### Task brief
Quote every line below exactly as it reads.

### Dataset entries
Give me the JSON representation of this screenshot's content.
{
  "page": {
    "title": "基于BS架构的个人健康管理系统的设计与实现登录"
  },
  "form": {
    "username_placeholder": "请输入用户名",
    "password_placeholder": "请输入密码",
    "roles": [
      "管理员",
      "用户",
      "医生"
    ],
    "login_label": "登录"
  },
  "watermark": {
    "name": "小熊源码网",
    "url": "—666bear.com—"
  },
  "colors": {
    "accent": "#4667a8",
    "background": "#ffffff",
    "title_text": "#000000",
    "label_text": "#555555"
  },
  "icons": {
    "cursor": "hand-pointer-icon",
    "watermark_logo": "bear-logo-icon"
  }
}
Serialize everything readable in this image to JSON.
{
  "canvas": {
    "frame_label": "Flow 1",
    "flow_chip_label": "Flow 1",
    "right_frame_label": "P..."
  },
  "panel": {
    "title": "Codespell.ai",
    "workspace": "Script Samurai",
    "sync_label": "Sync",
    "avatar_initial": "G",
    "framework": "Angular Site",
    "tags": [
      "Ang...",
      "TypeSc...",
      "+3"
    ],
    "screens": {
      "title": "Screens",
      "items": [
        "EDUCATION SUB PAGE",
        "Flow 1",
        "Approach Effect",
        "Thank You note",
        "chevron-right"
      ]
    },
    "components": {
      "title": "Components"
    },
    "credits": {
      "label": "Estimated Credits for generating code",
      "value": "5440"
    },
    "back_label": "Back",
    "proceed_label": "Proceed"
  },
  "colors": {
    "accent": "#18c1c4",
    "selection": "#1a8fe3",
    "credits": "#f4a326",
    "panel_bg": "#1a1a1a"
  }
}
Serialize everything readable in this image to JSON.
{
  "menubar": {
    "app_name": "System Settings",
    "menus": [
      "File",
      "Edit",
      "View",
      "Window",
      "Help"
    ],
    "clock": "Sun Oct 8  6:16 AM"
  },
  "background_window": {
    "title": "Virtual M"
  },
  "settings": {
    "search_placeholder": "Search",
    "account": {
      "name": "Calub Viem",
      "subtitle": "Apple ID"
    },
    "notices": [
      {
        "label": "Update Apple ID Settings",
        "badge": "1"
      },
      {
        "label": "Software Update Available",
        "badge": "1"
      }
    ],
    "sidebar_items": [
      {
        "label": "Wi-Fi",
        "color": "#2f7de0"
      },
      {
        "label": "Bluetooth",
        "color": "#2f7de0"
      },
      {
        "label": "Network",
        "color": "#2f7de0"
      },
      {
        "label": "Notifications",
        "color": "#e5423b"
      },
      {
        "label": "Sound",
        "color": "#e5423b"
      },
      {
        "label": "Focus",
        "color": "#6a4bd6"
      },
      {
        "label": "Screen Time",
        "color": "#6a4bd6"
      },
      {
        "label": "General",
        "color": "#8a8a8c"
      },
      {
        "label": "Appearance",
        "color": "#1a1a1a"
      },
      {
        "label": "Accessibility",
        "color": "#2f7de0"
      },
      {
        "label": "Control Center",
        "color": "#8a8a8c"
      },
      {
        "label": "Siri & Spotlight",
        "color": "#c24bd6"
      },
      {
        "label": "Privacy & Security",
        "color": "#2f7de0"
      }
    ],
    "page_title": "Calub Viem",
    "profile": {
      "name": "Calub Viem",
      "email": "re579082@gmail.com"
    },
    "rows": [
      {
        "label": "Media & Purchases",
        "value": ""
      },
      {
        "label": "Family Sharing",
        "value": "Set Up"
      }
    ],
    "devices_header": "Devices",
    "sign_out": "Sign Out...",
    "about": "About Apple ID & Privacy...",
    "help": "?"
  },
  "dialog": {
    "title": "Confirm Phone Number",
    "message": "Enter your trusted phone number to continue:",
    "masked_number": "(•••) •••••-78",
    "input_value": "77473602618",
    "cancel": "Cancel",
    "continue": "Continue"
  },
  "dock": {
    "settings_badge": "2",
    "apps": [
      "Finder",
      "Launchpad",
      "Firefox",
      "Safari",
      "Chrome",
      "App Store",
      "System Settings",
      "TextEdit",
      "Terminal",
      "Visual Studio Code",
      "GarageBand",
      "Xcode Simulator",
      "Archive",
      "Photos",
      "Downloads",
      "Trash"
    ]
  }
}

### Solved exercise
Give me the JSON representation of this screenshot's content.
{
  "page": {
    "title": "基于BS架构的个人健康管理系统的设计与实现登录"
  },
  "form": {
    "username_placeholder": "请输入用户名",
    "password_placeholder": "请输入密码",
    "roles": [
      "管理员",
      "用户",
      "医生"
    ],
    "login_label": "登录"
  },
  "watermark": {
    "name": "小熊源码网",
    "url": "—666bear.com—"
  },
  "colors": {
    "accent": "#4667a8",
    "background": "#ffffff",
    "title_text": "#000000",
    "label_text": "#555555"
  },
  "icons": {
    "cursor": "hand-pointer-icon",
    "watermark_logo": "bear-logo-icon"
  }
}
Serialize everything readable in this image to JSON.
{
  "canvas": {
    "frame_label": "Flow 1",
    "flow_chip_label": "Flow 1",
    "right_frame_label": "P..."
  },
  "panel": {
    "title": "Codespell.ai",
    "workspace": "Script Samurai",
    "sync_label": "Sync",
    "avatar_initial": "G",
    "framework": "Angular Site",
    "tags": [
      "Ang...",
      "TypeSc...",
      "+3"
    ],
    "screens": {
      "title": "Screens",
      "items": [
        "EDUCATION SUB PAGE",
        "Flow 1",
        "Approach Effect",
        "Thank You note",
        "chevron-right"
      ]
    },
    "components": {
      "title": "Components"
    },
    "credits": {
      "label": "Estimated Credits for generating code",
      "value": "5440"
    },
    "back_label": "Back",
    "proceed_label": "Proceed"
  },
  "colors": {
    "accent": "#18c1c4",
    "selection": "#1a8fe3",
    "credits": "#f4a326",
    "panel_bg": "#1a1a1a"
  }
}
Serialize everything readable in this image to JSON.
{
  "menubar": {
    "app_name": "System Settings",
    "menus": [
      "File",
      "Edit",
      "View",
      "Window",
      "Help"
    ],
    "clock": "Sun Oct 8  6:16 AM"
  },
  "background_window": {
    "title": "Virtual M"
  },
  "settings": {
    "search_placeholder": "Search",
    "account": {
      "name": "Calub Viem",
      "subtitle": "Apple ID"
    },
    "notices": [
      {
        "label": "Update Apple ID Settings",
        "badge": "1"
      },
      {
        "label": "Software Update Available",
        "badge": "1"
      }
    ],
    "sidebar_items": [
      {
        "label": "Wi-Fi",
        "color": "#2f7de0"
      },
      {
        "label": "Bluetooth",
        "color": "#2f7de0"
      },
      {
        "label": "Network",
        "color": "#2f7de0"
      },
      {
        "label": "Notifications",
        "color": "#e5423b"
      },
      {
        "label": "Sound",
        "color": "#e5423b"
      },
      {
        "label": "Focus",
        "color": "#6a4bd6"
      },
      {
        "label": "Screen Time",
        "color": "#6a4bd6"
      },
      {
        "label": "General",
        "color": "#8a8a8c"
      },
      {
        "label": "Appearance",
        "color": "#1a1a1a"
      },
      {
        "label": "Accessibility",
        "color": "#2f7de0"
      },
      {
        "label": "Control Center",
        "color": "#8a8a8c"
      },
      {
        "label": "Siri & Spotlight",
        "color": "#c24bd6"
      },
      {
        "label": "Privacy & Security",
        "color": "#2f7de0"
      }
    ],
    "page_title": "Calub Viem",
    "profile": {
      "name": "Calub Viem",
      "email": "re579082@gmail.com"
    },
    "rows": [
      {
        "label": "Media & Purchases",
        "value": ""
      },
      {
        "label": "Family Sharing",
        "value": "Set Up"
      }
    ],
    "devices_header": "Devices",
    "sign_out": "Sign Out...",
    "about": "About Apple ID & Privacy...",
    "help": "?"
  },
  "dialog": {
    "title": "Confirm Phone Number",
    "message": "Enter your trusted phone number to continue:",
    "masked_number": "(•••) •••••-78",
    "input_value": "77473602618",
    "cancel": "Cancel",
    "continue": "Continue"
  },
  "dock": {
    "settings_badge": "2",
    "apps": [
      "Finder",
      "Launchpad",
      "Firefox",
      "Safari",
      "Chrome",
      "App Store",
      "System Settings",
      "TextEdit",
      "Terminal",
      "Visual Studio Code",
      "GarageBand",
      "Xcode Simulator",
      "Archive",
      "Photos",
      "Downloads",
      "Trash"
    ]
  }
}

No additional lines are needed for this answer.